SET PROBLEM
Search the records below for the word "hTau". Pull out each line that has it.

Chart and figure data:
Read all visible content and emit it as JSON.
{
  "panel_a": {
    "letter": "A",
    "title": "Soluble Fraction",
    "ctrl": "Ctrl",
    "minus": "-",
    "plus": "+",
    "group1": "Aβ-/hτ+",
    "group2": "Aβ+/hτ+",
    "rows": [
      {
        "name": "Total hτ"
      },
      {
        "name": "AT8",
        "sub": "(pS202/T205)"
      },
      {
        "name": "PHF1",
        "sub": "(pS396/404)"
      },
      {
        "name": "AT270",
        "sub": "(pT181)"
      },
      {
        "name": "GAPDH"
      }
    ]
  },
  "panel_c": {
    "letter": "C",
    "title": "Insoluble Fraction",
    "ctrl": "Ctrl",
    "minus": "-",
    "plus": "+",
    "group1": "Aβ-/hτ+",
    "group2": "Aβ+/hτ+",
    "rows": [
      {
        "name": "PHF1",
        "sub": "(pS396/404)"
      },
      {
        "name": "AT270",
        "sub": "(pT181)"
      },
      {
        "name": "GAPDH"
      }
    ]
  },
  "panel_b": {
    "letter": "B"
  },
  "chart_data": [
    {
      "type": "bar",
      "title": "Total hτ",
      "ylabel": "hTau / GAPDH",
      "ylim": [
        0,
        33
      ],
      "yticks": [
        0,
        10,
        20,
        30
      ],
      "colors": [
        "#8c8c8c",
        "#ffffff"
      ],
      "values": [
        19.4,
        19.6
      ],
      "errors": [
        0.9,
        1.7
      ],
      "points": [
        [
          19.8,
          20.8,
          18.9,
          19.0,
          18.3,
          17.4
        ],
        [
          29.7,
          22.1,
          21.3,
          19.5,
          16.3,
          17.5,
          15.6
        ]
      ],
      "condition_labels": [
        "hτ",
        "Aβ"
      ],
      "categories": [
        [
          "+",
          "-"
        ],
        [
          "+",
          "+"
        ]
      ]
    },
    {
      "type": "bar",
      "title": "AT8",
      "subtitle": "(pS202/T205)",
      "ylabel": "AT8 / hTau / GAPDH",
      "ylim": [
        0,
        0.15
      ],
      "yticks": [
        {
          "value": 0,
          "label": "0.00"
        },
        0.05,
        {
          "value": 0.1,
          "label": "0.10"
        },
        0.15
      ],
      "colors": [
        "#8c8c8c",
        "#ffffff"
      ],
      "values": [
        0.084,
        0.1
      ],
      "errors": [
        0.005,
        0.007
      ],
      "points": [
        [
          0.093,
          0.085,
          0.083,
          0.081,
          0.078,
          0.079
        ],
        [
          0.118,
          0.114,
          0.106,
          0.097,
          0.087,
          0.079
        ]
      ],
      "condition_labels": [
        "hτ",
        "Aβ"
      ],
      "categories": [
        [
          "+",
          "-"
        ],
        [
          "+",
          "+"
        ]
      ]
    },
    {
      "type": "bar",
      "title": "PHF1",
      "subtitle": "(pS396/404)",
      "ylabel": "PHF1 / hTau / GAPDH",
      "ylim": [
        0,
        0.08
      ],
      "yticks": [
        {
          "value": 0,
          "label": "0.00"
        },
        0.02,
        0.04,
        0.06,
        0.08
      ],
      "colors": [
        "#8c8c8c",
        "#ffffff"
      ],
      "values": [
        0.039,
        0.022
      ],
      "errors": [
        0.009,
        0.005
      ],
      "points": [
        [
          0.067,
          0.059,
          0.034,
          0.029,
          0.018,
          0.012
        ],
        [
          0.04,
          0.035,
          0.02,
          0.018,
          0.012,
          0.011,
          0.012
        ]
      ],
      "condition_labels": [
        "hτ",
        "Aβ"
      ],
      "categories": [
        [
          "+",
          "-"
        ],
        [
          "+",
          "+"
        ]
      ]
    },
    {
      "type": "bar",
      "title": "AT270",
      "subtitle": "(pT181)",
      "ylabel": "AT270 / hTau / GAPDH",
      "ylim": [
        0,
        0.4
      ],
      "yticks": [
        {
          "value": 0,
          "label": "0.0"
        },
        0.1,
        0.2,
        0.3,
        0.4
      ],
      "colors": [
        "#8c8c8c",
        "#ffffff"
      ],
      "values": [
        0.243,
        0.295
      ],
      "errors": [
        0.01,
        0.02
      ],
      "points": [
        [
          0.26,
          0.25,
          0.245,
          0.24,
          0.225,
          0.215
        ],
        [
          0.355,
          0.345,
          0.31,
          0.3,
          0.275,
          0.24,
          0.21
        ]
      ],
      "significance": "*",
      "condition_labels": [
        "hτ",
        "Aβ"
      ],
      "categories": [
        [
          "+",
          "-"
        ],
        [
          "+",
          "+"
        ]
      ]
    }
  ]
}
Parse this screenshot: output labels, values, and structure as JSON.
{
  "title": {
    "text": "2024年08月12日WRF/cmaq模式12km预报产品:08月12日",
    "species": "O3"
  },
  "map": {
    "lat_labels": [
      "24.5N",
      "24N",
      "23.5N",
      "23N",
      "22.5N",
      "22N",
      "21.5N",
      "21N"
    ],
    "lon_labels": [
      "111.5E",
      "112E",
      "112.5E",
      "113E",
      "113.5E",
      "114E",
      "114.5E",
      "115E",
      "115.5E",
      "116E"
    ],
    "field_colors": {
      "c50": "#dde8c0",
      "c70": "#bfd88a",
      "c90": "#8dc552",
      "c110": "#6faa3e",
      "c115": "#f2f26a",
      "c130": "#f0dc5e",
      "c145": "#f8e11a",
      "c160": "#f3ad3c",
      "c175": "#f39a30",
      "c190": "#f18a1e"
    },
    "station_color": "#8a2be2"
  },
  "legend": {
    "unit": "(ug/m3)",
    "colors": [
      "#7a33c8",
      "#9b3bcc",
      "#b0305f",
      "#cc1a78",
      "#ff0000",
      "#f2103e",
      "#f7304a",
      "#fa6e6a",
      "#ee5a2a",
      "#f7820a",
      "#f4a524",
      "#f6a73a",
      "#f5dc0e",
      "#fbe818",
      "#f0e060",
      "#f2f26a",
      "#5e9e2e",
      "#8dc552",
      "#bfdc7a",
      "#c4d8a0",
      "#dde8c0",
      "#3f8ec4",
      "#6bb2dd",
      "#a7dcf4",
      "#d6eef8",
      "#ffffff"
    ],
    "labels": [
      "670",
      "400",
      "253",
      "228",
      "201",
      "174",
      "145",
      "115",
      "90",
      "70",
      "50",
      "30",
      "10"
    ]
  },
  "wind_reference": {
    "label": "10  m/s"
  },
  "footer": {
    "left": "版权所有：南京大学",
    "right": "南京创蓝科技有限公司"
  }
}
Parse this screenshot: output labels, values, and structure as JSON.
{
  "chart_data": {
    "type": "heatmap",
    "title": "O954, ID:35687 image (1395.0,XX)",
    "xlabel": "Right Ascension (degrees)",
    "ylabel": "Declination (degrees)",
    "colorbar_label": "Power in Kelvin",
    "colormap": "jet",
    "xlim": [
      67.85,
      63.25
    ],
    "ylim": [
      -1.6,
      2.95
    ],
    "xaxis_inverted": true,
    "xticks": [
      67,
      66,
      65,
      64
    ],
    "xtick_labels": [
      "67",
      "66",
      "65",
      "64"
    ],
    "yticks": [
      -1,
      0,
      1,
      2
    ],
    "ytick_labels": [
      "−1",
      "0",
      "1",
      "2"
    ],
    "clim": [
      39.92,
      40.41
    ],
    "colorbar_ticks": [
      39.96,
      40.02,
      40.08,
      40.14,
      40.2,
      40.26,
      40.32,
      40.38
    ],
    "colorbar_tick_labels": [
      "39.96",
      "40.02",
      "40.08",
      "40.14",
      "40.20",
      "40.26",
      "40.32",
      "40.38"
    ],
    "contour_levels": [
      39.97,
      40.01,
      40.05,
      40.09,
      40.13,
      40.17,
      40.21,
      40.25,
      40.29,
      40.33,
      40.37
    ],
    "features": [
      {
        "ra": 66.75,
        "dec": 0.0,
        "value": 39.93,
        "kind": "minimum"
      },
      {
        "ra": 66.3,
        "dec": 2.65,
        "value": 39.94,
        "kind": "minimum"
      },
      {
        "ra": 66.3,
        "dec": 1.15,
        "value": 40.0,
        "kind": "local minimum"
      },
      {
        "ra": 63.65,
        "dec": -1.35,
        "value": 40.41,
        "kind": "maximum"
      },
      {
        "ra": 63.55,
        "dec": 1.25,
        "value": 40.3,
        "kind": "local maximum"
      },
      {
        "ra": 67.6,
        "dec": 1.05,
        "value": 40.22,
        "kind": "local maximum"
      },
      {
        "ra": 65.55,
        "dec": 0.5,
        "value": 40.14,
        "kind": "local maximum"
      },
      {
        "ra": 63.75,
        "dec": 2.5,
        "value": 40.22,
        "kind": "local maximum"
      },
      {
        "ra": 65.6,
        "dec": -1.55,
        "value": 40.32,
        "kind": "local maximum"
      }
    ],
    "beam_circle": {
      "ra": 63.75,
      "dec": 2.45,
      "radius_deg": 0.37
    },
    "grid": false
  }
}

REPLY
      "ylabel": "hTau / GAPDH",
      "ylabel": "AT8 / hTau / GAPDH",
      "ylabel": "PHF1 / hTau / GAPDH",
      "ylabel": "AT270 / hTau / GAPDH",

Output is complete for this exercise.